# Problem details:
Carry none of the pictures over; set down the material below exactly.

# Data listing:
** Begin **

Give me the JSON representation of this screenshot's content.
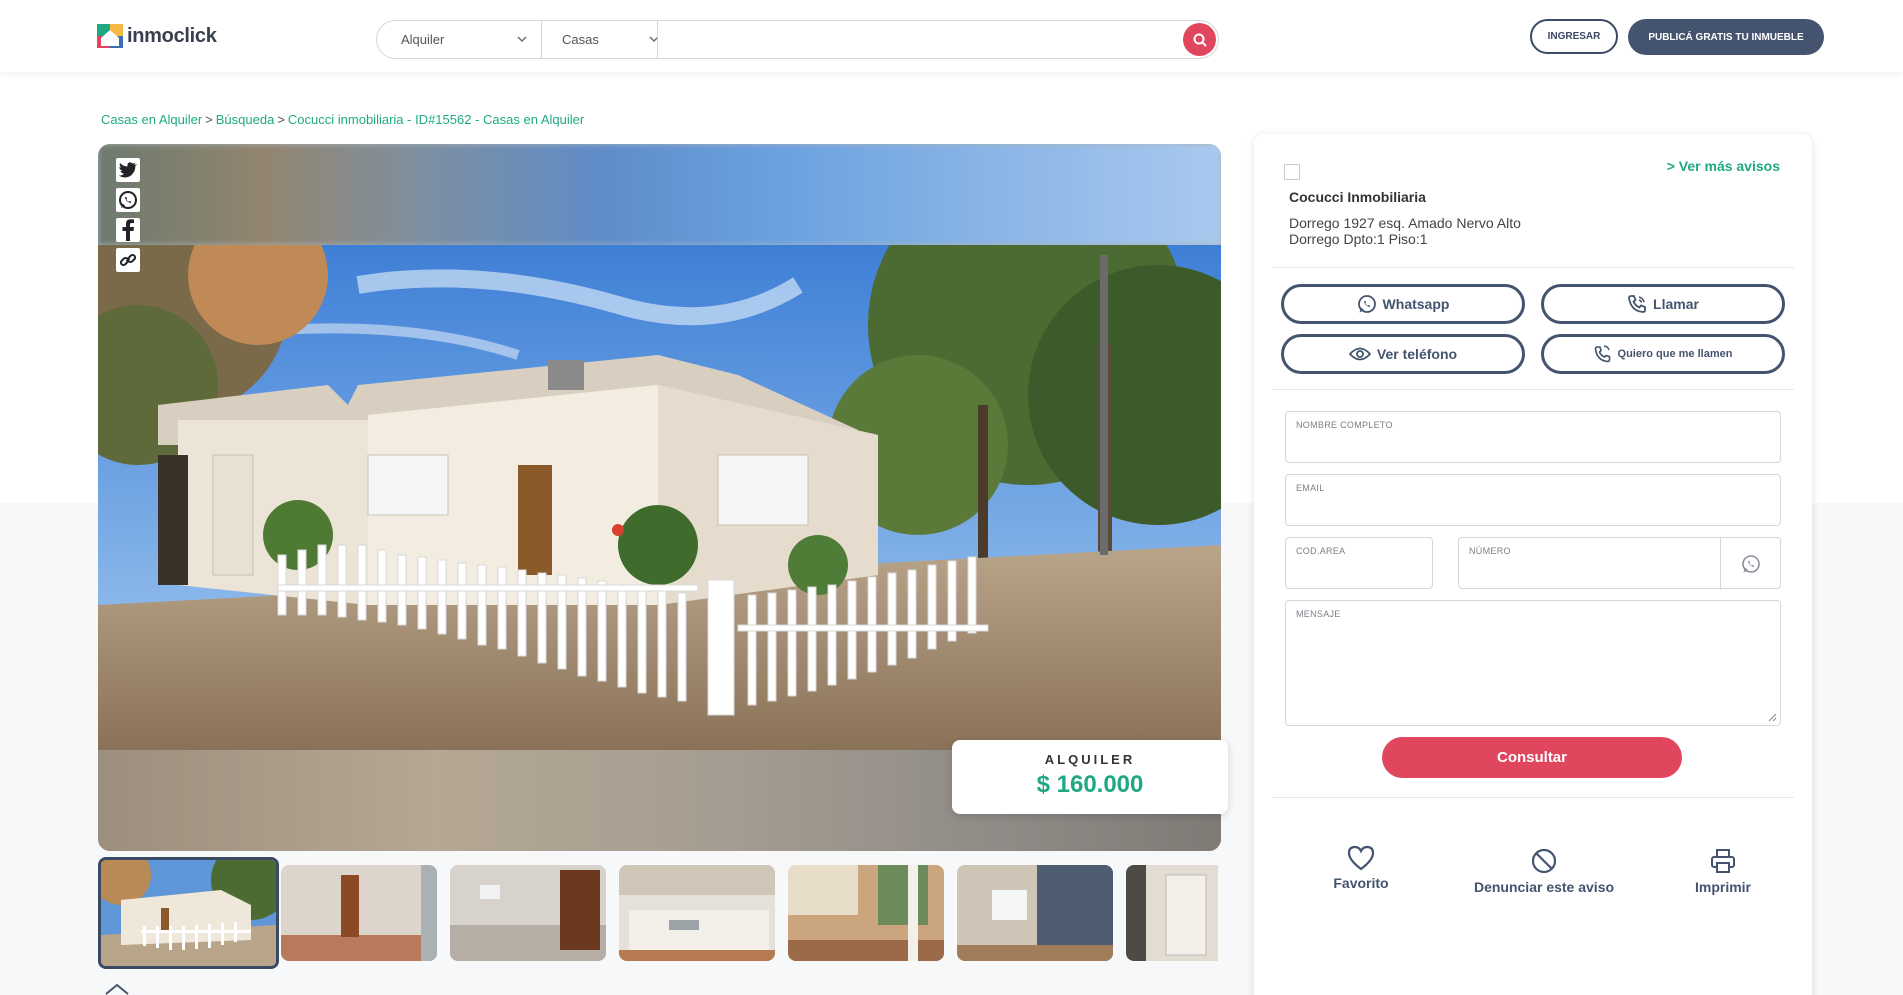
{
  "header": {
    "logo_text": "inmoclick",
    "operation_select": "Alquiler",
    "type_select": "Casas",
    "search_placeholder": "",
    "login_label": "INGRESAR",
    "publish_label": "PUBLICÁ GRATIS TU INMUEBLE"
  },
  "breadcrumb": {
    "items": [
      "Casas en Alquiler",
      "Búsqueda",
      "Cocucci inmobiliaria - ID#15562 - Casas en Alquiler"
    ],
    "separator": ">"
  },
  "gallery": {
    "share_icons": [
      "twitter-icon",
      "whatsapp-icon",
      "facebook-icon",
      "link-icon"
    ],
    "operation": "ALQUILER",
    "price": "$ 160.000",
    "thumbnail_count": 7
  },
  "agency": {
    "name": "Cocucci Inmobiliaria",
    "address_line1": "Dorrego 1927 esq. Amado Nervo Alto",
    "address_line2": "Dorrego Dpto:1 Piso:1",
    "more_link": "> Ver más avisos"
  },
  "contact_buttons": {
    "whatsapp": "Whatsapp",
    "call": "Llamar",
    "phone": "Ver teléfono",
    "callback": "Quiero que me llamen"
  },
  "form": {
    "name_label": "NOMBRE COMPLETO",
    "email_label": "EMAIL",
    "area_label": "COD.AREA",
    "number_label": "NÚMERO",
    "message_label": "MENSAJE",
    "submit_label": "Consultar"
  },
  "actions": {
    "favorite": "Favorito",
    "report": "Denunciar este aviso",
    "print": "Imprimir"
  },
  "colors": {
    "accent_green": "#20a884",
    "accent_red": "#e0475f",
    "navy": "#44546f"
  }
}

** End **

# Solution:
Give me the JSON representation of this screenshot's content.
{
  "header": {
    "logo_text": "inmoclick",
    "operation_select": "Alquiler",
    "type_select": "Casas",
    "search_placeholder": "",
    "login_label": "INGRESAR",
    "publish_label": "PUBLICÁ GRATIS TU INMUEBLE"
  },
  "breadcrumb": {
    "items": [
      "Casas en Alquiler",
      "Búsqueda",
      "Cocucci inmobiliaria - ID#15562 - Casas en Alquiler"
    ],
    "separator": ">"
  },
  "gallery": {
    "share_icons": [
      "twitter-icon",
      "whatsapp-icon",
      "facebook-icon",
      "link-icon"
    ],
    "operation": "ALQUILER",
    "price": "$ 160.000",
    "thumbnail_count": 7
  },
  "agency": {
    "name": "Cocucci Inmobiliaria",
    "address_line1": "Dorrego 1927 esq. Amado Nervo Alto",
    "address_line2": "Dorrego Dpto:1 Piso:1",
    "more_link": "> Ver más avisos"
  },
  "contact_buttons": {
    "whatsapp": "Whatsapp",
    "call": "Llamar",
    "phone": "Ver teléfono",
    "callback": "Quiero que me llamen"
  },
  "form": {
    "name_label": "NOMBRE COMPLETO",
    "email_label": "EMAIL",
    "area_label": "COD.AREA",
    "number_label": "NÚMERO",
    "message_label": "MENSAJE",
    "submit_label": "Consultar"
  },
  "actions": {
    "favorite": "Favorito",
    "report": "Denunciar este aviso",
    "print": "Imprimir"
  },
  "colors": {
    "accent_green": "#20a884",
    "accent_red": "#e0475f",
    "navy": "#44546f"
  }
}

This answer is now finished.